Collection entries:

══════════════════════════════

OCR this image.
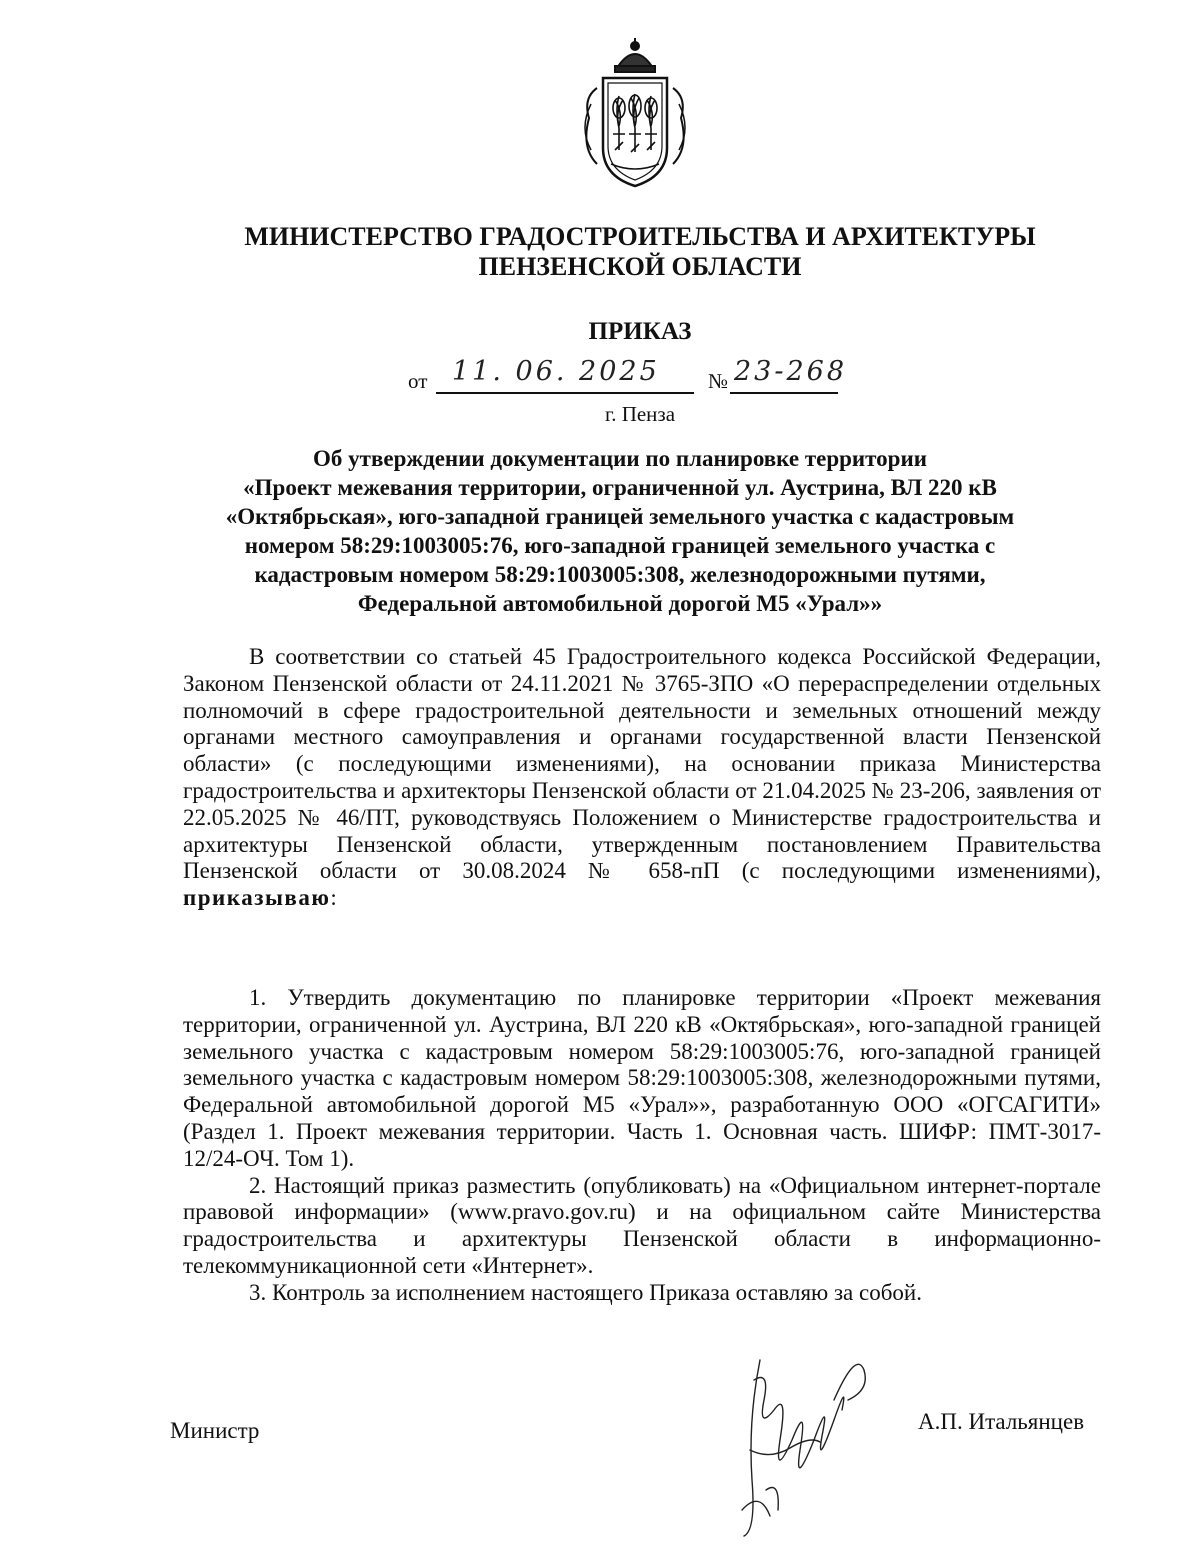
МИНИСТЕРСТВО ГРАДОСТРОИТЕЛЬСТВА И АРХИТЕКТУРЫ
ПЕНЗЕНСКОЙ ОБЛАСТИ
ПРИКАЗ
от 11. 06. 2025 № 23-268
г. Пенза
Об утверждении документации по планировке территории
«Проект межевания территории, ограниченной ул. Аустрина, ВЛ 220 кВ
«Октябрьская», юго-западной границей земельного участка с кадастровым
номером 58:29:1003005:76, юго-западной границей земельного участка с
кадастровым номером 58:29:1003005:308, железнодорожными путями,
Федеральной автомобильной дорогой М5 «Урал»»

В соответствии со статьей 45 Градостроительного кодекса Российской Федерации, Законом Пензенской области от 24.11.2021 № 3765-ЗПО «О перераспределении отдельных полномочий в сфере градостроительной деятельности и земельных отношений между органами местного самоуправления и органами государственной власти Пензенской области» (с последующими изменениями), на основании приказа Министерства градостроительства и архитекторы Пензенской области от 21.04.2025 № 23-206, заявления от 22.05.2025 № 46/ПТ, руководствуясь Положением о Министерстве градостроительства и архитектуры Пензенской области, утвержденным постановлением Правительства Пензенской области от 30.08.2024 № 658-пП (с последующими изменениями), приказываю:

1. Утвердить документацию по планировке территории «Проект межевания территории, ограниченной ул. Аустрина, ВЛ 220 кВ «Октябрьская», юго-западной границей земельного участка с кадастровым номером 58:29:1003005:76, юго-западной границей земельного участка с кадастровым номером 58:29:1003005:308, железнодорожными путями, Федеральной автомобильной дорогой М5 «Урал»», разработанную ООО «ОГСАГИТИ» (Раздел 1. Проект межевания территории. Часть 1. Основная часть. ШИФР: ПМТ-3017-12/24-ОЧ. Том 1).

2. Настоящий приказ разместить (опубликовать) на «Официальном интернет-портале правовой информации» (www.pravo.gov.ru) и на официальном сайте Министерства градостроительства и архитектуры Пензенской области в информационно-телекоммуникационной сети «Интернет».

3. Контроль за исполнением настоящего Приказа оставляю за собой.

Министр	А.П. Итальянцев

══════════════════════════════

**DESCRIPTION OF THE TASK**
Reply with the number of lines in the data that include the string "кадастровым" and nothing else.

**RESULT OF THIS EXERCISE**
3